Problem description:
Return all lines with the word "Salinity" in them.

Given data:
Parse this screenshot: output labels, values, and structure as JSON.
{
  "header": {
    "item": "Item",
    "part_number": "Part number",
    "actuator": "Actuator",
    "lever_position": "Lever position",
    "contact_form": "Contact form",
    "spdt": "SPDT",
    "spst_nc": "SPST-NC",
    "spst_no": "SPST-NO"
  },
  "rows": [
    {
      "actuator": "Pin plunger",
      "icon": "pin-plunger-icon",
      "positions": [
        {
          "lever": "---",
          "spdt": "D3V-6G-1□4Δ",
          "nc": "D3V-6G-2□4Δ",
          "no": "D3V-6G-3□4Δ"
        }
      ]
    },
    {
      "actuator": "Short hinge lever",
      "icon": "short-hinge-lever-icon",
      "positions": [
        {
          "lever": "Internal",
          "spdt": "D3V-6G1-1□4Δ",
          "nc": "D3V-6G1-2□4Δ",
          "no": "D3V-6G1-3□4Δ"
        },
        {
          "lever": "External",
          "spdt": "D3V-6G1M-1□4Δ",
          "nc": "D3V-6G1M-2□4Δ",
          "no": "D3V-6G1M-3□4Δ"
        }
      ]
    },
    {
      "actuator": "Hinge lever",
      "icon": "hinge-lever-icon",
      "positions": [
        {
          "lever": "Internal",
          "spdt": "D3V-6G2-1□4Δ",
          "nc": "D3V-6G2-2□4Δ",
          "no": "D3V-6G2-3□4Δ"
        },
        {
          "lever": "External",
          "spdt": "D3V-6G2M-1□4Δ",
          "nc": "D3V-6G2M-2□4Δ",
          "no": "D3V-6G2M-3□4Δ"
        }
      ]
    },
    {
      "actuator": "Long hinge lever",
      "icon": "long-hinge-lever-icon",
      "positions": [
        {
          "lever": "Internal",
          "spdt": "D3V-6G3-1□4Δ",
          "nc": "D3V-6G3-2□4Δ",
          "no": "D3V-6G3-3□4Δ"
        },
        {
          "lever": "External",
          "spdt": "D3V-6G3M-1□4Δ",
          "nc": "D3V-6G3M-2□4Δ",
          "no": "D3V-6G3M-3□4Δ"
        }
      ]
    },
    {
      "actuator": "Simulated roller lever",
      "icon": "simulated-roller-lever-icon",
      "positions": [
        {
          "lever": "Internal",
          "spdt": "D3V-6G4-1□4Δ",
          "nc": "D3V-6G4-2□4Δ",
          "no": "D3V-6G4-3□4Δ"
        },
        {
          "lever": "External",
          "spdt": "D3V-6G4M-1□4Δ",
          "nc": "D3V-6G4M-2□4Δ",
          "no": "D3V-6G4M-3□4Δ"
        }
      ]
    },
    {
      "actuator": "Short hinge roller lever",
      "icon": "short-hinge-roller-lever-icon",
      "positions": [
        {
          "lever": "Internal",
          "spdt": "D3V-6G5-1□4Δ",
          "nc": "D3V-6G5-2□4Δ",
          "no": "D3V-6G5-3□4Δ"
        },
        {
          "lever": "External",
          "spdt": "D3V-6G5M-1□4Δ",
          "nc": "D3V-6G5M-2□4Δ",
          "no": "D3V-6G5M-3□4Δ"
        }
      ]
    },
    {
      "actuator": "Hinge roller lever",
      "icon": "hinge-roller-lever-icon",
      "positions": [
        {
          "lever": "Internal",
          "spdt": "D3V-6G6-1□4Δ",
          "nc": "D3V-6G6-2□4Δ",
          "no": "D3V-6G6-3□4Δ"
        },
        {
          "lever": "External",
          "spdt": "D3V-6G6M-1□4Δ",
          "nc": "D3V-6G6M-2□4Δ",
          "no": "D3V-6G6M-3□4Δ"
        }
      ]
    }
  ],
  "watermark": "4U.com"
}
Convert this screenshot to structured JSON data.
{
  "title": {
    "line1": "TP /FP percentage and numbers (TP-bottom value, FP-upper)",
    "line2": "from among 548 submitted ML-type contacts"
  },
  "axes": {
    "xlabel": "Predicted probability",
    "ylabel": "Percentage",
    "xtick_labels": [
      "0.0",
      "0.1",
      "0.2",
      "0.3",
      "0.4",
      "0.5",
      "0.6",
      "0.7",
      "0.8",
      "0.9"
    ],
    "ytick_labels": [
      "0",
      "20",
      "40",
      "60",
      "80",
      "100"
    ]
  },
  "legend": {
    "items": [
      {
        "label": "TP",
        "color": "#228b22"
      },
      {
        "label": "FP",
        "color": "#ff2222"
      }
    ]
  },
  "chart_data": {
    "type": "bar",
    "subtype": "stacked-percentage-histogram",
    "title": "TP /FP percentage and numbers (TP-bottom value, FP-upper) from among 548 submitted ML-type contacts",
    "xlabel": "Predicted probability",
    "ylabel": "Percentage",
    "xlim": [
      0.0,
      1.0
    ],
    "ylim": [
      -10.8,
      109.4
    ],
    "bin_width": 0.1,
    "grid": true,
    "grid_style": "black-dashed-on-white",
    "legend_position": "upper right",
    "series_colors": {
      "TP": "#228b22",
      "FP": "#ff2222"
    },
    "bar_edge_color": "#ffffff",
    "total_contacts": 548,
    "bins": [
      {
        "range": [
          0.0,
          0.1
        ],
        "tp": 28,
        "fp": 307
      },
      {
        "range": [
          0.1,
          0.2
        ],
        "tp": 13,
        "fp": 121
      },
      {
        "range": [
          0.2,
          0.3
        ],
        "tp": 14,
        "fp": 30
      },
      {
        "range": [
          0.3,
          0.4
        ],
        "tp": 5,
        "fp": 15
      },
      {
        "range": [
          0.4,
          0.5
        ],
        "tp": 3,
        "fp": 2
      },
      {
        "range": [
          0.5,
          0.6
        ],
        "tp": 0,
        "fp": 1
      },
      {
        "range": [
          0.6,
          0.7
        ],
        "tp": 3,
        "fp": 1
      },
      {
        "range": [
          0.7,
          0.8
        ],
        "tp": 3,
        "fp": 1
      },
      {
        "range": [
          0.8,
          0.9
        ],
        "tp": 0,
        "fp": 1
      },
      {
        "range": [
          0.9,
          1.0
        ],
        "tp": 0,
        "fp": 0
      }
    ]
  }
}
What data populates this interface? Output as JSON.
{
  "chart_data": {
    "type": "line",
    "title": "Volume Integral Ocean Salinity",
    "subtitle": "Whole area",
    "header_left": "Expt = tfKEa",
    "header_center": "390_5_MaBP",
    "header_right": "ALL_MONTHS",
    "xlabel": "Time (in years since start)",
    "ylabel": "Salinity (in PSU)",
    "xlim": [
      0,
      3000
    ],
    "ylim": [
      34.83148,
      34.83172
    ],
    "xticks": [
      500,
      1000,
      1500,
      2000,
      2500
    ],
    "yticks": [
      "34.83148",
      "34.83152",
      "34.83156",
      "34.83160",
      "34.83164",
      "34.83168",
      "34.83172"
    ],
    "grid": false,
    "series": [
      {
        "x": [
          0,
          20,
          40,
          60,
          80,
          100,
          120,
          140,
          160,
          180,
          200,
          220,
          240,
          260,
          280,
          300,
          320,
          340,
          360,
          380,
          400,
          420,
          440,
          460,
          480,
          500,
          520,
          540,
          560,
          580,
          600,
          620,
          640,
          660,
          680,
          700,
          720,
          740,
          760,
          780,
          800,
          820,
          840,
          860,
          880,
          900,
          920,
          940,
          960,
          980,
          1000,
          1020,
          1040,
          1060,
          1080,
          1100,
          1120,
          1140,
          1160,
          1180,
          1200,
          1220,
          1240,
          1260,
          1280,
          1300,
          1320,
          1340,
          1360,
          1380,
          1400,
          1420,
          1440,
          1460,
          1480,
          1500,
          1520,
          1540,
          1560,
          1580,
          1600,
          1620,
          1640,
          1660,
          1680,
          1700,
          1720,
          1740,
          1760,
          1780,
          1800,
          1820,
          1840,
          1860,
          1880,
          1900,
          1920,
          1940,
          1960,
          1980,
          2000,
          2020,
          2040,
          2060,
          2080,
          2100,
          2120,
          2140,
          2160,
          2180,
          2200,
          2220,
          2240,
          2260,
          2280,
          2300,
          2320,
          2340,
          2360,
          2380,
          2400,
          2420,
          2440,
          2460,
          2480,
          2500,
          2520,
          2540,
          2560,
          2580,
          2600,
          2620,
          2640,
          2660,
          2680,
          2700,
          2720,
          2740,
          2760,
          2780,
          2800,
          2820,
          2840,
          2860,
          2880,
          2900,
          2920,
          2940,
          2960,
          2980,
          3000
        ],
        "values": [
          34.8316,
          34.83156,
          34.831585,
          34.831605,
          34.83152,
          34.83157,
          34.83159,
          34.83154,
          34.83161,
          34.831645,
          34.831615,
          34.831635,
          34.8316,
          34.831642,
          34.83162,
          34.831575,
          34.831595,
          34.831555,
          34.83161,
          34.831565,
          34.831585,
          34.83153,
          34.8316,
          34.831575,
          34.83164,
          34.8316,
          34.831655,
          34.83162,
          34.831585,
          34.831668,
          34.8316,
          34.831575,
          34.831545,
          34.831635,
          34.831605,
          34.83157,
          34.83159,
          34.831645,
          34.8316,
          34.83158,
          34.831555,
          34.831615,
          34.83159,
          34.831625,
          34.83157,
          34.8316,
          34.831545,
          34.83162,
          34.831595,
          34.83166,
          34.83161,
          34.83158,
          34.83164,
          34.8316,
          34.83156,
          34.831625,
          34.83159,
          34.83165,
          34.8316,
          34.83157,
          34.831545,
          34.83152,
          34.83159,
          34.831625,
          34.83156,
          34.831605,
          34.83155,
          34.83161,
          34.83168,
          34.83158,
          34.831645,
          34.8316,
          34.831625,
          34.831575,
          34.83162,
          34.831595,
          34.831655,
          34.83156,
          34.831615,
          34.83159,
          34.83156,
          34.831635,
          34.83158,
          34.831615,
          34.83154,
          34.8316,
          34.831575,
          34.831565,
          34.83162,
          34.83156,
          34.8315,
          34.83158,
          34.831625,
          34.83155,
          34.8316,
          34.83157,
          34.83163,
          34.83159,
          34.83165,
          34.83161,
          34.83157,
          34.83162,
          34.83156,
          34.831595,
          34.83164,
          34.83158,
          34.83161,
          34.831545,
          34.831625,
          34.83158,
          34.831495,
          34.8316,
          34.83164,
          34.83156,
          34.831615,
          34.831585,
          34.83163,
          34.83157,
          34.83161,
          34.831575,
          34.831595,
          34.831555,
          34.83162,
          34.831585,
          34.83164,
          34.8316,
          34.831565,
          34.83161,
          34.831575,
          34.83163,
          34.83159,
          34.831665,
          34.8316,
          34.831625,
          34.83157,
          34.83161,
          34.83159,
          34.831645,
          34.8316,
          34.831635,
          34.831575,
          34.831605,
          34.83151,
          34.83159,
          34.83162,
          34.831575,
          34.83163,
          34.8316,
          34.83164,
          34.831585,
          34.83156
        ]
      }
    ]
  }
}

Task output:
    "title": "Volume Integral Ocean Salinity",
    "ylabel": "Salinity (in PSU)",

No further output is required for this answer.